Written task:
Go through the material below and copy each line where the word "TANK" appears.

Given data:
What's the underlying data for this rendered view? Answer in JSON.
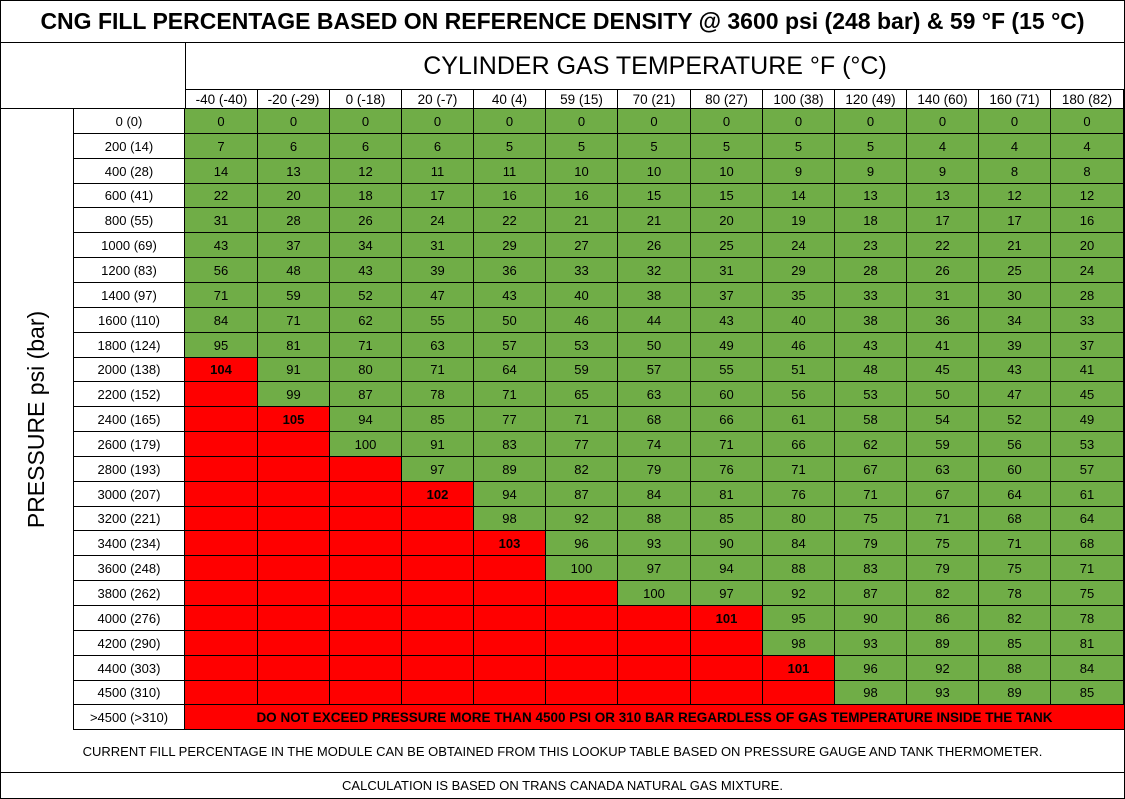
{
  "title": "CNG FILL PERCENTAGE BASED ON REFERENCE DENSITY @ 3600 psi (248 bar) & 59 °F (15 °C)",
  "temperature_header": "CYLINDER GAS TEMPERATURE °F (°C)",
  "pressure_axis_label": "PRESSURE psi (bar)",
  "temperatures": [
    "-40 (-40)",
    "-20 (-29)",
    "0 (-18)",
    "20 (-7)",
    "40 (4)",
    "59 (15)",
    "70 (21)",
    "80 (27)",
    "100 (38)",
    "120 (49)",
    "140 (60)",
    "160 (71)",
    "180 (82)"
  ],
  "pressures": [
    "0 (0)",
    "200 (14)",
    "400 (28)",
    "600 (41)",
    "800 (55)",
    "1000 (69)",
    "1200 (83)",
    "1400 (97)",
    "1600 (110)",
    "1800 (124)",
    "2000 (138)",
    "2200 (152)",
    "2400 (165)",
    "2600 (179)",
    "2800 (193)",
    "3000 (207)",
    "3200 (221)",
    "3400 (234)",
    "3600 (248)",
    "3800 (262)",
    "4000 (276)",
    "4200 (290)",
    "4400 (303)",
    "4500 (310)"
  ],
  "rows": [
    [
      "0",
      "0",
      "0",
      "0",
      "0",
      "0",
      "0",
      "0",
      "0",
      "0",
      "0",
      "0",
      "0"
    ],
    [
      "7",
      "6",
      "6",
      "6",
      "5",
      "5",
      "5",
      "5",
      "5",
      "5",
      "4",
      "4",
      "4"
    ],
    [
      "14",
      "13",
      "12",
      "11",
      "11",
      "10",
      "10",
      "10",
      "9",
      "9",
      "9",
      "8",
      "8"
    ],
    [
      "22",
      "20",
      "18",
      "17",
      "16",
      "16",
      "15",
      "15",
      "14",
      "13",
      "13",
      "12",
      "12"
    ],
    [
      "31",
      "28",
      "26",
      "24",
      "22",
      "21",
      "21",
      "20",
      "19",
      "18",
      "17",
      "17",
      "16"
    ],
    [
      "43",
      "37",
      "34",
      "31",
      "29",
      "27",
      "26",
      "25",
      "24",
      "23",
      "22",
      "21",
      "20"
    ],
    [
      "56",
      "48",
      "43",
      "39",
      "36",
      "33",
      "32",
      "31",
      "29",
      "28",
      "26",
      "25",
      "24"
    ],
    [
      "71",
      "59",
      "52",
      "47",
      "43",
      "40",
      "38",
      "37",
      "35",
      "33",
      "31",
      "30",
      "28"
    ],
    [
      "84",
      "71",
      "62",
      "55",
      "50",
      "46",
      "44",
      "43",
      "40",
      "38",
      "36",
      "34",
      "33"
    ],
    [
      "95",
      "81",
      "71",
      "63",
      "57",
      "53",
      "50",
      "49",
      "46",
      "43",
      "41",
      "39",
      "37"
    ],
    [
      "104",
      "91",
      "80",
      "71",
      "64",
      "59",
      "57",
      "55",
      "51",
      "48",
      "45",
      "43",
      "41"
    ],
    [
      "",
      "99",
      "87",
      "78",
      "71",
      "65",
      "63",
      "60",
      "56",
      "53",
      "50",
      "47",
      "45"
    ],
    [
      "",
      "105",
      "94",
      "85",
      "77",
      "71",
      "68",
      "66",
      "61",
      "58",
      "54",
      "52",
      "49"
    ],
    [
      "",
      "",
      "100",
      "91",
      "83",
      "77",
      "74",
      "71",
      "66",
      "62",
      "59",
      "56",
      "53"
    ],
    [
      "",
      "",
      "",
      "97",
      "89",
      "82",
      "79",
      "76",
      "71",
      "67",
      "63",
      "60",
      "57"
    ],
    [
      "",
      "",
      "",
      "102",
      "94",
      "87",
      "84",
      "81",
      "76",
      "71",
      "67",
      "64",
      "61"
    ],
    [
      "",
      "",
      "",
      "",
      "98",
      "92",
      "88",
      "85",
      "80",
      "75",
      "71",
      "68",
      "64"
    ],
    [
      "",
      "",
      "",
      "",
      "103",
      "96",
      "93",
      "90",
      "84",
      "79",
      "75",
      "71",
      "68"
    ],
    [
      "",
      "",
      "",
      "",
      "",
      "100",
      "97",
      "94",
      "88",
      "83",
      "79",
      "75",
      "71"
    ],
    [
      "",
      "",
      "",
      "",
      "",
      "",
      "100",
      "97",
      "92",
      "87",
      "82",
      "78",
      "75"
    ],
    [
      "",
      "",
      "",
      "",
      "",
      "",
      "",
      "101",
      "95",
      "90",
      "86",
      "82",
      "78"
    ],
    [
      "",
      "",
      "",
      "",
      "",
      "",
      "",
      "",
      "98",
      "93",
      "89",
      "85",
      "81"
    ],
    [
      "",
      "",
      "",
      "",
      "",
      "",
      "",
      "",
      "101",
      "96",
      "92",
      "88",
      "84"
    ],
    [
      "",
      "",
      "",
      "",
      "",
      "",
      "",
      "",
      "",
      "98",
      "93",
      "89",
      "85"
    ]
  ],
  "limit_row_label": ">4500 (>310)",
  "limit_warning": "DO NOT EXCEED PRESSURE MORE THAN 4500 PSI OR 310 BAR REGARDLESS OF GAS TEMPERATURE INSIDE THE TANK",
  "footnote_1": "CURRENT FILL PERCENTAGE IN THE MODULE CAN BE OBTAINED FROM THIS LOOKUP TABLE BASED ON PRESSURE GAUGE AND TANK THERMOMETER.",
  "footnote_2": "CALCULATION IS BASED ON TRANS CANADA NATURAL GAS MIXTURE.",
  "colors": {
    "within_limit": "#70AD47",
    "over_limit": "#FF0000"
  }
}
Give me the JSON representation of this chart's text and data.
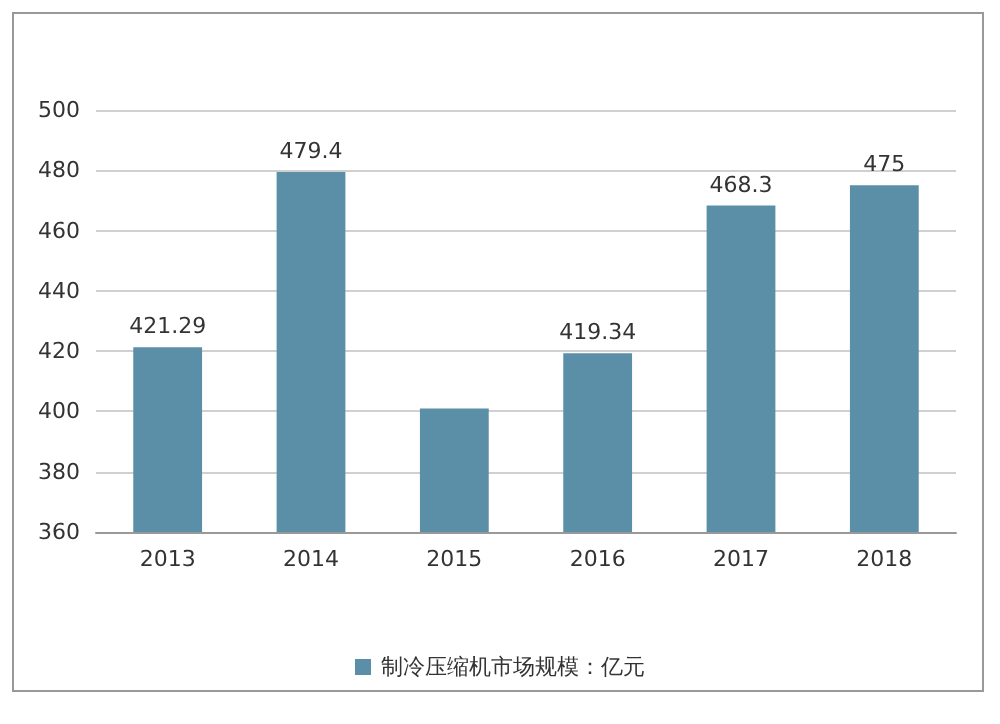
{
  "chart_data": {
    "type": "bar",
    "categories": [
      "2013",
      "2014",
      "2015",
      "2016",
      "2017",
      "2018"
    ],
    "series": [
      {
        "name": "制冷压缩机市场规模：亿元",
        "color": "#5b8fa8",
        "values": [
          421.29,
          479.4,
          401,
          419.34,
          468.3,
          475
        ],
        "value_labels": [
          "421.29",
          "479.4",
          null,
          "419.34",
          "468.3",
          "475"
        ]
      }
    ],
    "ylim": [
      360,
      500
    ],
    "yticks": [
      360,
      380,
      400,
      420,
      440,
      460,
      480,
      500
    ],
    "grid": "y",
    "legend": "bottom"
  }
}
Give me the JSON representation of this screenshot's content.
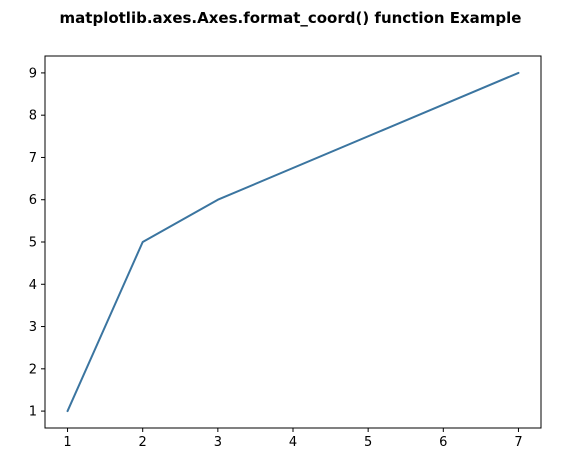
{
  "chart_data": {
    "type": "line",
    "title": "matplotlib.axes.Axes.format_coord() function Example",
    "xlabel": "",
    "ylabel": "",
    "x": [
      1,
      2,
      3,
      7
    ],
    "series": [
      {
        "values": [
          1,
          5,
          6,
          9
        ],
        "color": "#3b75a0"
      }
    ],
    "xlim": [
      0.7,
      7.3
    ],
    "ylim": [
      0.6,
      9.4
    ],
    "xticks": [
      1,
      2,
      3,
      4,
      5,
      6,
      7
    ],
    "yticks": [
      1,
      2,
      3,
      4,
      5,
      6,
      7,
      8,
      9
    ],
    "grid": false,
    "legend": "none"
  }
}
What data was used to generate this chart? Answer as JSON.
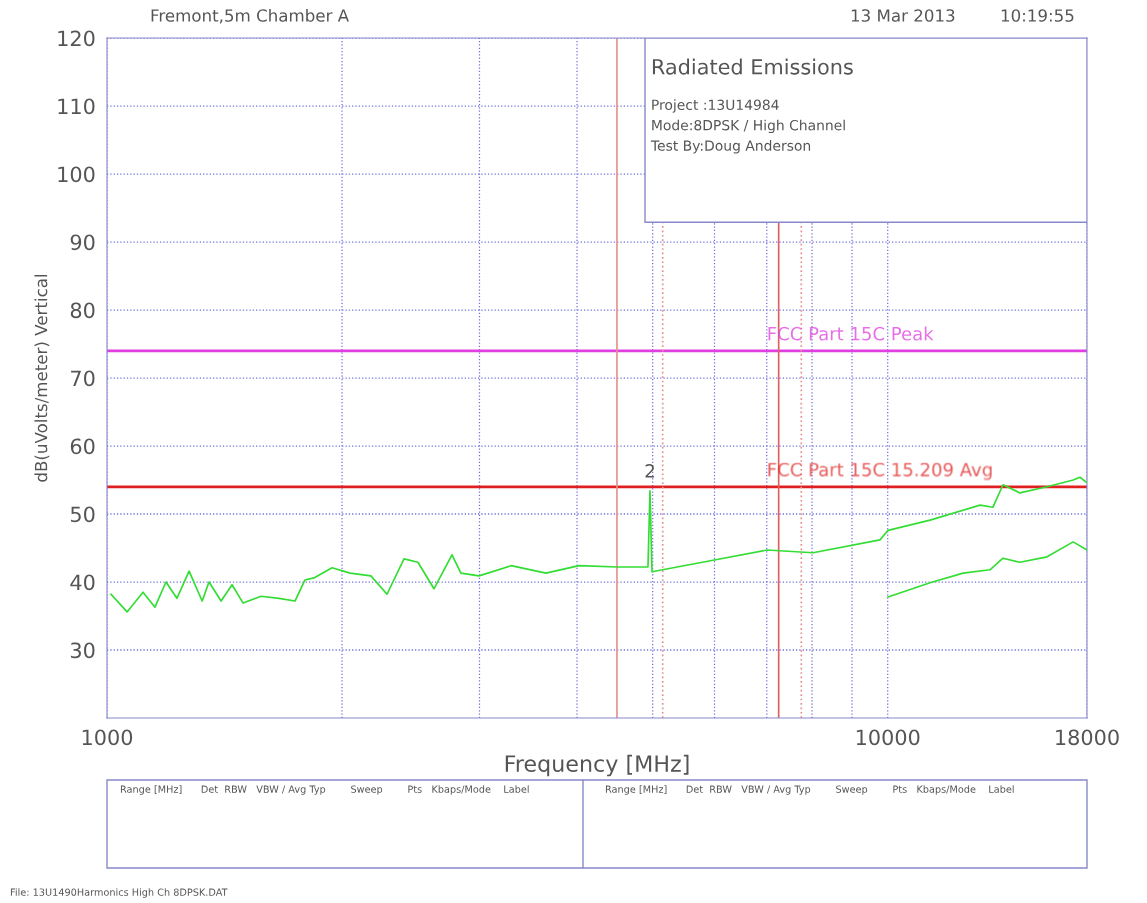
{
  "chart_data": {
    "type": "line",
    "title": "Fremont,5m Chamber A",
    "xlabel": "Frequency [MHz]",
    "ylabel": "dB(uVolts/meter) Vertical",
    "log": "x",
    "grid": true,
    "marker": "none",
    "line_style": "solid",
    "xlim": [
      1000,
      18000
    ],
    "ylim": [
      20,
      120
    ],
    "xticks": [
      1000,
      {
        "value": 2000,
        "label": null
      },
      {
        "value": 3000,
        "label": null
      },
      {
        "value": 4000,
        "label": null
      },
      {
        "value": 5000,
        "label": null
      },
      {
        "value": 6000,
        "label": null
      },
      {
        "value": 7000,
        "label": null
      },
      {
        "value": 8000,
        "label": null
      },
      {
        "value": 9000,
        "label": null
      },
      10000,
      18000
    ],
    "yticks": [
      30,
      40,
      50,
      60,
      70,
      80,
      90,
      100,
      110,
      120
    ],
    "series": [
      {
        "color": "#33dd33",
        "x": [
          1012,
          1061,
          1112,
          1152,
          1190,
          1229,
          1274,
          1324,
          1351,
          1400,
          1446,
          1494,
          1575,
          1661,
          1741,
          1793,
          1841,
          1942,
          2048,
          2178,
          2284,
          2401,
          2502,
          2623,
          2766,
          2840,
          2996,
          3293,
          3650,
          4023,
          4512,
          4931,
          4960,
          4990,
          5974,
          7005,
          8023,
          9775,
          10010,
          11330,
          13130,
          13640,
          14050,
          14770,
          16000,
          17280,
          17630,
          18000
        ],
        "values": [
          38.2,
          35.6,
          38.5,
          36.3,
          40,
          37.6,
          41.6,
          37.2,
          40,
          37.2,
          39.6,
          36.9,
          37.9,
          37.6,
          37.2,
          40.3,
          40.6,
          42.1,
          41.3,
          40.9,
          38.2,
          43.4,
          42.9,
          39,
          44,
          41.3,
          40.9,
          42.4,
          41.3,
          42.4,
          42.2,
          42.2,
          53.4,
          41.5,
          43.2,
          44.7,
          44.3,
          46.2,
          47.6,
          49.1,
          51.3,
          51,
          54.3,
          53.1,
          54,
          55,
          55.4,
          54.6
        ]
      },
      {
        "color": "#33dd33",
        "x": [
          10010,
          11330,
          12490,
          13520,
          14050,
          14770,
          16000,
          17280,
          18000
        ],
        "values": [
          37.8,
          39.9,
          41.3,
          41.8,
          43.5,
          42.9,
          43.7,
          45.9,
          44.7
        ]
      }
    ],
    "ref_lines": [
      {
        "axis": "y",
        "value": 74,
        "label": "FCC Part 15C Peak",
        "color": "#e040e0",
        "line_style": "solid"
      },
      {
        "axis": "y",
        "value": 54,
        "label": "FCC Part 15C 15.209 Avg",
        "color": "#e02020",
        "line_style": "solid"
      },
      {
        "axis": "x",
        "value": 4500,
        "color": "#e89090",
        "line_style": "solid"
      },
      {
        "axis": "x",
        "value": 5150,
        "color": "#e89090",
        "line_style": "dotted"
      },
      {
        "axis": "x",
        "value": 7250,
        "color": "#e06060",
        "line_style": "solid"
      },
      {
        "axis": "x",
        "value": 7750,
        "color": "#e89090",
        "line_style": "dotted"
      }
    ],
    "annotations": [
      "13 Mar 2013",
      "10:19:55",
      "Radiated Emissions",
      "Project :13U14984",
      "Mode:8DPSK / High Channel",
      "Test By:Doug Anderson",
      "Range [MHz]      Det  RBW   VBW / Avg Typ        Sweep        Pts   Kbaps/Mode    Label",
      "Range [MHz]      Det  RBW   VBW / Avg Typ        Sweep        Pts   Kbaps/Mode    Label",
      "File: 13U1490Harmonics High Ch 8DPSK.DAT",
      {
        "text": "2",
        "x": 4960,
        "y": 54
      }
    ]
  }
}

Exercise solution:
  "limit_warning": "DO NOT EXCEED PRESSURE MORE THAN 4500 PSI OR 310 BAR REGARDLESS OF GAS TEMPERATURE INSIDE THE TANK",
  "footnote_1": "CURRENT FILL PERCENTAGE IN THE MODULE CAN BE OBTAINED FROM THIS LOOKUP TABLE BASED ON PRESSURE GAUGE AND TANK THERMOMETER.",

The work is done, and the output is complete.